■ **TASK PROMPT**: Render every line from the start of the entries through the line containing "svg-text:100: 100 — [109, 955, 133, 971]", both ends included, as a Markdown table with the columns No. and Text, numbering the rows and omitting blank lines. Leave the pictures out of the table.

■ **TASK MATERIAL**:
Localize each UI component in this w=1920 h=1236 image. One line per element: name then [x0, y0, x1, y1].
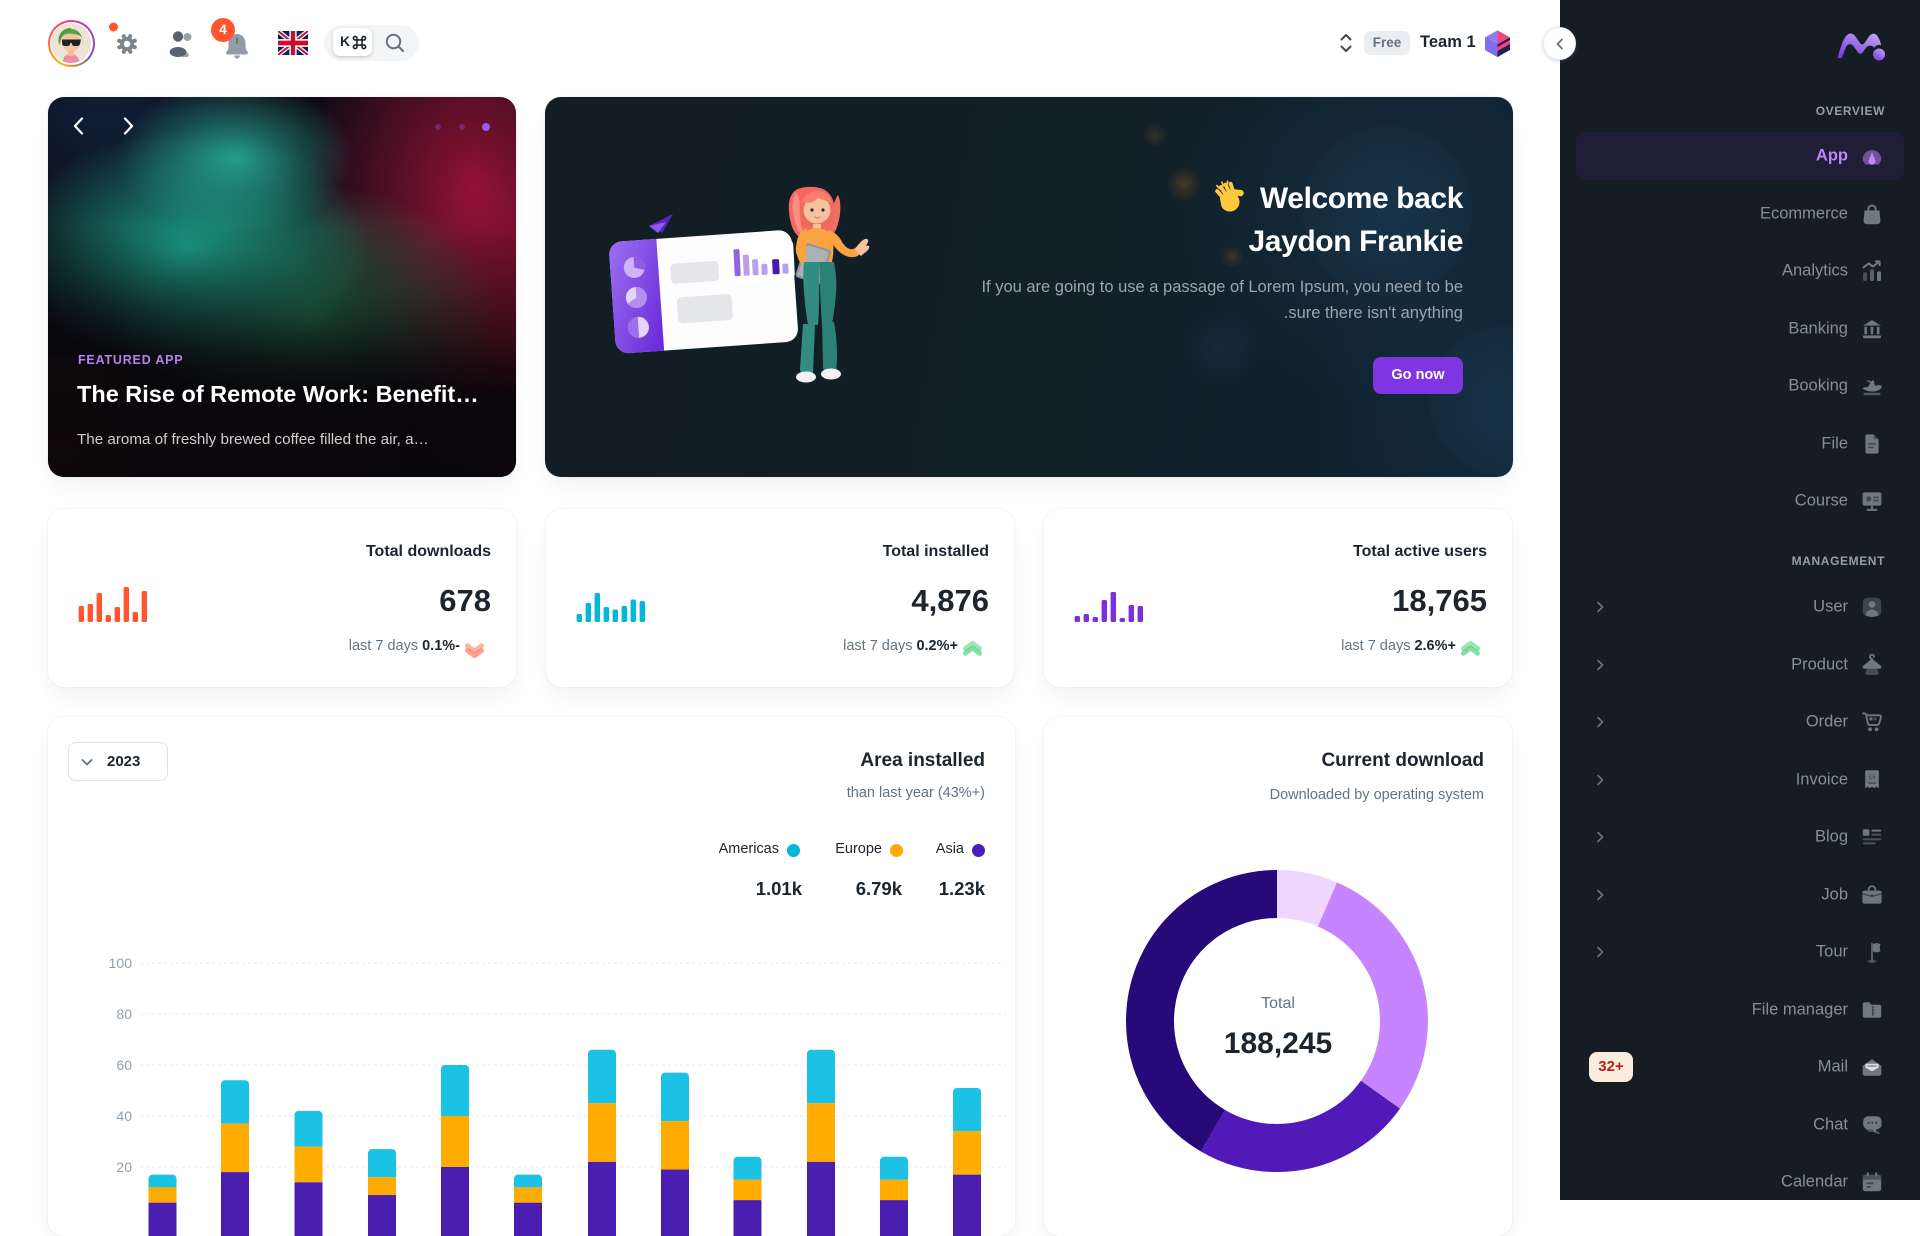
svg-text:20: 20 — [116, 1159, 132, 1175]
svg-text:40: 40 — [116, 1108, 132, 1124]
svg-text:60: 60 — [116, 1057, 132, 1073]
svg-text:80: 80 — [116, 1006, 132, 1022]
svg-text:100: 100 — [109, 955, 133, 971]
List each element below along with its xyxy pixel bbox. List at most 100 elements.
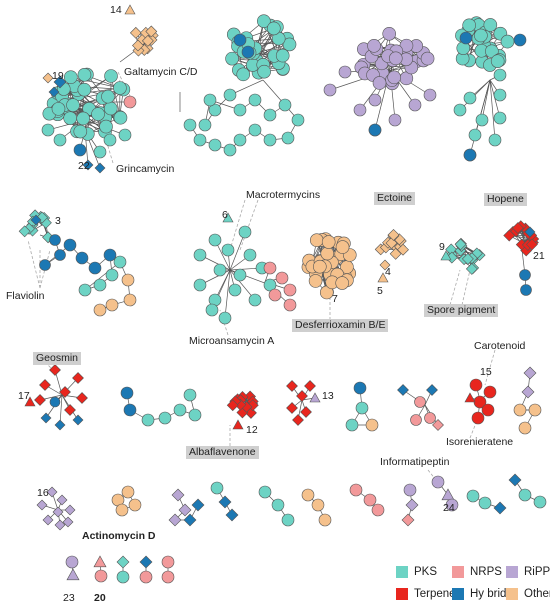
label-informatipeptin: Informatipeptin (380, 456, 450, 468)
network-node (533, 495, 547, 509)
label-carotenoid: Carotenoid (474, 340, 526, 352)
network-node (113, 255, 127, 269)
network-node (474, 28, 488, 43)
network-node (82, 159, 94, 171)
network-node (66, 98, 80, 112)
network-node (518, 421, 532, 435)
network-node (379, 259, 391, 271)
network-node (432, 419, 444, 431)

■ **ANSWER IN FULL**:
| No. | Text |
|---|---|
| 1 | Localize each UI component in this w=1920 h=1236 image. One line per element: name then [x0, y0, x1, y1]. |
| 2 | svg-text:20: 20 — [116, 1159, 132, 1175] |
| 3 | svg-text:40: 40 — [116, 1108, 132, 1124] |
| 4 | svg-text:60: 60 — [116, 1057, 132, 1073] |
| 5 | svg-text:80: 80 — [116, 1006, 132, 1022] |
| 6 | svg-text:100: 100 — [109, 955, 133, 971] |